* Task to carry out *
Do not carry the pictures over; copy every other part of the entries exactly.

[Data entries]
________________
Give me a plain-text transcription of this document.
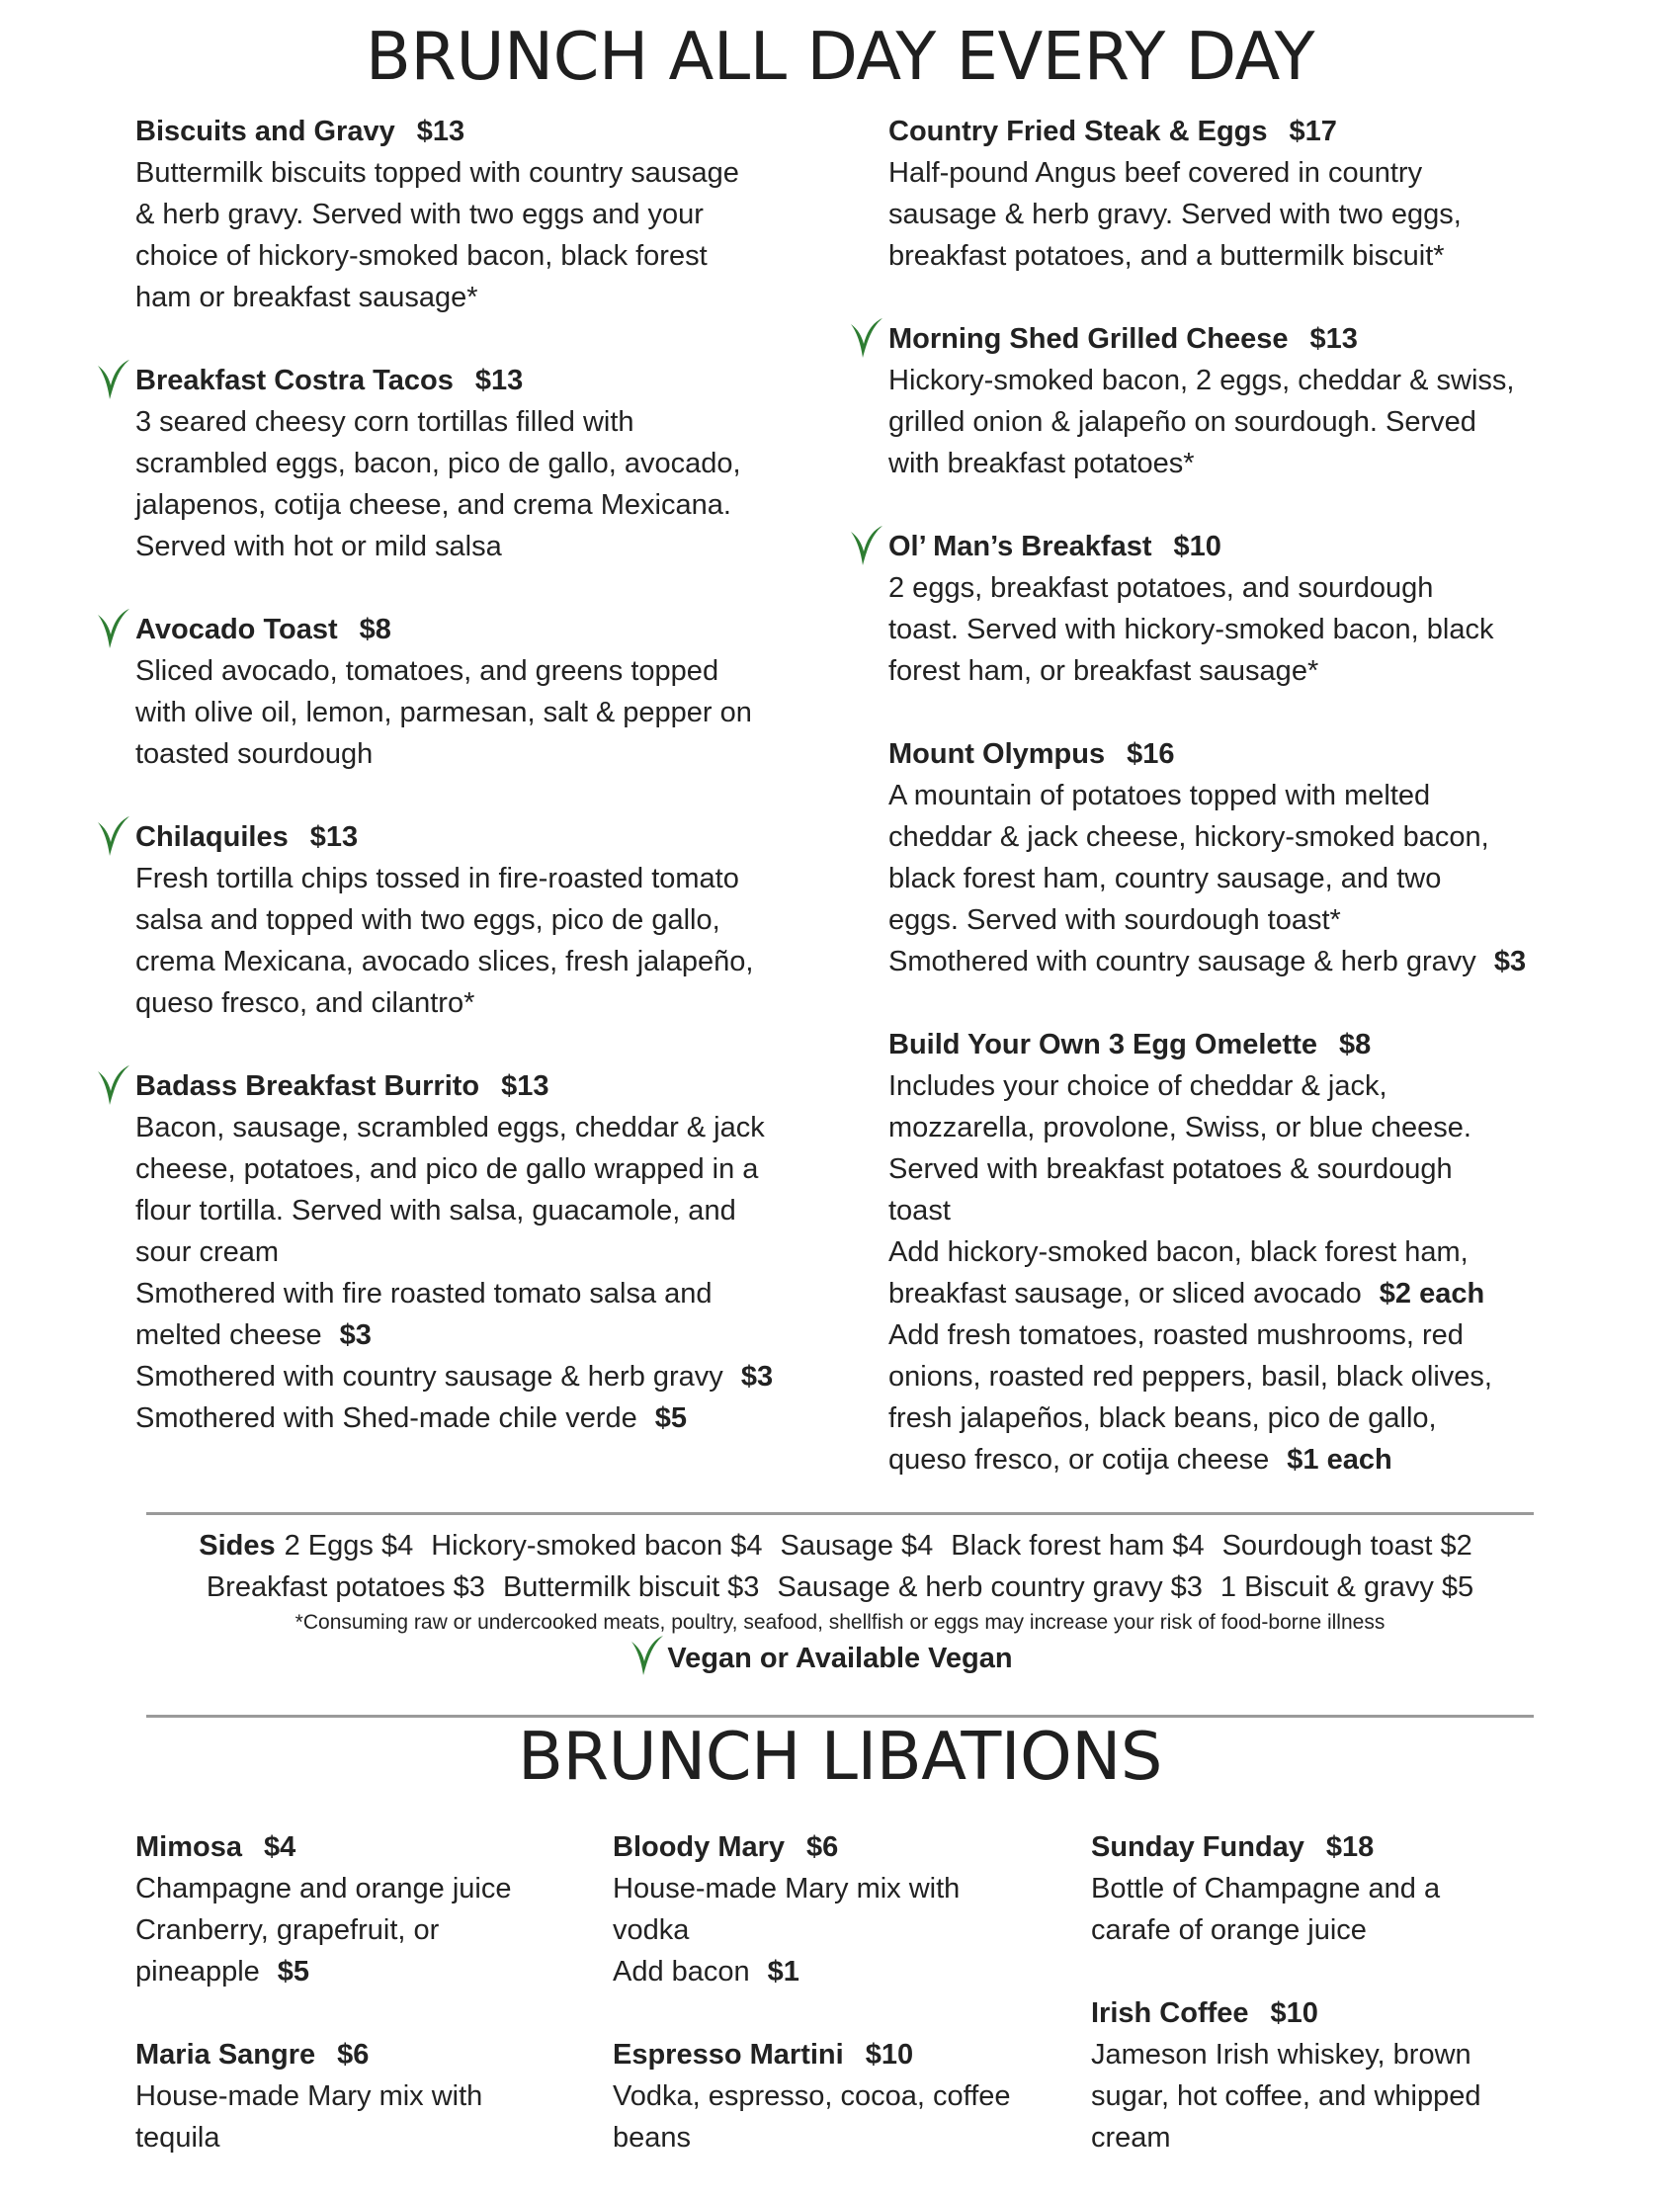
BRUNCH ALL DAY EVERY DAY
Biscuits and Gravy $13
Buttermilk biscuits topped with country sausage
& herb gravy. Served with two eggs and your
choice of hickory-smoked bacon, black forest
ham or breakfast sausage*
Breakfast Costra Tacos $13
3 seared cheesy corn tortillas filled with
scrambled eggs, bacon, pico de gallo, avocado,
jalapenos, cotija cheese, and crema Mexicana.
Served with hot or mild salsa
Avocado Toast $8
Sliced avocado, tomatoes, and greens topped
with olive oil, lemon, parmesan, salt & pepper on
toasted sourdough
Chilaquiles $13
Fresh tortilla chips tossed in fire-roasted tomato
salsa and topped with two eggs, pico de gallo,
crema Mexicana, avocado slices, fresh jalapeño,
queso fresco, and cilantro*
Badass Breakfast Burrito $13
Bacon, sausage, scrambled eggs, cheddar & jack
cheese, potatoes, and pico de gallo wrapped in a
flour tortilla. Served with salsa, guacamole, and
sour cream
Smothered with fire roasted tomato salsa and
melted cheese $3
Smothered with country sausage & herb gravy $3
Smothered with Shed-made chile verde $5
Country Fried Steak & Eggs $17
Half-pound Angus beef covered in country
sausage & herb gravy. Served with two eggs,
breakfast potatoes, and a buttermilk biscuit*
Morning Shed Grilled Cheese $13
Hickory-smoked bacon, 2 eggs, cheddar & swiss,
grilled onion & jalapeño on sourdough. Served
with breakfast potatoes*
Ol’ Man’s Breakfast $10
2 eggs, breakfast potatoes, and sourdough
toast. Served with hickory-smoked bacon, black
forest ham, or breakfast sausage*
Mount Olympus $16
A mountain of potatoes topped with melted
cheddar & jack cheese, hickory-smoked bacon,
black forest ham, country sausage, and two
eggs. Served with sourdough toast*
Smothered with country sausage & herb gravy $3
Build Your Own 3 Egg Omelette $8
Includes your choice of cheddar & jack,
mozzarella, provolone, Swiss, or blue cheese.
Served with breakfast potatoes & sourdough
toast
Add hickory-smoked bacon, black forest ham,
breakfast sausage, or sliced avocado $2 each
Add fresh tomatoes, roasted mushrooms, red
onions, roasted red peppers, basil, black olives,
fresh jalapeños, black beans, pico de gallo,
queso fresco, or cotija cheese $1 each
Sides 2 Eggs $4 Hickory-smoked bacon $4 Sausage $4 Black forest ham $4 Sourdough toast $2
Breakfast potatoes $3 Buttermilk biscuit $3 Sausage & herb country gravy $3 1 Biscuit & gravy $5
*Consuming raw or undercooked meats, poultry, seafood, shellfish or eggs may increase your risk of food-borne illness
Vegan or Available Vegan
BRUNCH LIBATIONS
Mimosa $4
Champagne and orange juice
Cranberry, grapefruit, or
pineapple $5
Maria Sangre $6
House-made Mary mix with
tequila
Bloody Mary $6
House-made Mary mix with
vodka
Add bacon $1
Espresso Martini $10
Vodka, espresso, cocoa, coffee
beans
Sunday Funday $18
Bottle of Champagne and a
carafe of orange juice
Irish Coffee $10
Jameson Irish whiskey, brown
sugar, hot coffee, and whipped
cream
________________
* Output for this task *
Give me a plain-text transcription of this document.
BRUNCH ALL DAY EVERY DAY
Biscuits and Gravy $13
Buttermilk biscuits topped with country sausage
& herb gravy. Served with two eggs and your
choice of hickory-smoked bacon, black forest
ham or breakfast sausage*
Breakfast Costra Tacos $13
3 seared cheesy corn tortillas filled with
scrambled eggs, bacon, pico de gallo, avocado,
jalapenos, cotija cheese, and crema Mexicana.
Served with hot or mild salsa
Avocado Toast $8
Sliced avocado, tomatoes, and greens topped
with olive oil, lemon, parmesan, salt & pepper on
toasted sourdough
Chilaquiles $13
Fresh tortilla chips tossed in fire-roasted tomato
salsa and topped with two eggs, pico de gallo,
crema Mexicana, avocado slices, fresh jalapeño,
queso fresco, and cilantro*
Badass Breakfast Burrito $13
Bacon, sausage, scrambled eggs, cheddar & jack
cheese, potatoes, and pico de gallo wrapped in a
flour tortilla. Served with salsa, guacamole, and
sour cream
Smothered with fire roasted tomato salsa and
melted cheese $3
Smothered with country sausage & herb gravy $3
Smothered with Shed-made chile verde $5
Country Fried Steak & Eggs $17
Half-pound Angus beef covered in country
sausage & herb gravy. Served with two eggs,
breakfast potatoes, and a buttermilk biscuit*
Morning Shed Grilled Cheese $13
Hickory-smoked bacon, 2 eggs, cheddar & swiss,
grilled onion & jalapeño on sourdough. Served
with breakfast potatoes*
Ol’ Man’s Breakfast $10
2 eggs, breakfast potatoes, and sourdough
toast. Served with hickory-smoked bacon, black
forest ham, or breakfast sausage*
Mount Olympus $16
A mountain of potatoes topped with melted
cheddar & jack cheese, hickory-smoked bacon,
black forest ham, country sausage, and two
eggs. Served with sourdough toast*
Smothered with country sausage & herb gravy $3
Build Your Own 3 Egg Omelette $8
Includes your choice of cheddar & jack,
mozzarella, provolone, Swiss, or blue cheese.
Served with breakfast potatoes & sourdough
toast
Add hickory-smoked bacon, black forest ham,
breakfast sausage, or sliced avocado $2 each
Add fresh tomatoes, roasted mushrooms, red
onions, roasted red peppers, basil, black olives,
fresh jalapeños, black beans, pico de gallo,
queso fresco, or cotija cheese $1 each
Sides 2 Eggs $4 Hickory-smoked bacon $4 Sausage $4 Black forest ham $4 Sourdough toast $2
Breakfast potatoes $3 Buttermilk biscuit $3 Sausage & herb country gravy $3 1 Biscuit & gravy $5
*Consuming raw or undercooked meats, poultry, seafood, shellfish or eggs may increase your risk of food-borne illness
Vegan or Available Vegan
BRUNCH LIBATIONS
Mimosa $4
Champagne and orange juice
Cranberry, grapefruit, or
pineapple $5
Maria Sangre $6
House-made Mary mix with
tequila
Bloody Mary $6
House-made Mary mix with
vodka
Add bacon $1
Espresso Martini $10
Vodka, espresso, cocoa, coffee
beans
Sunday Funday $18
Bottle of Champagne and a
carafe of orange juice
Irish Coffee $10
Jameson Irish whiskey, brown
sugar, hot coffee, and whipped
cream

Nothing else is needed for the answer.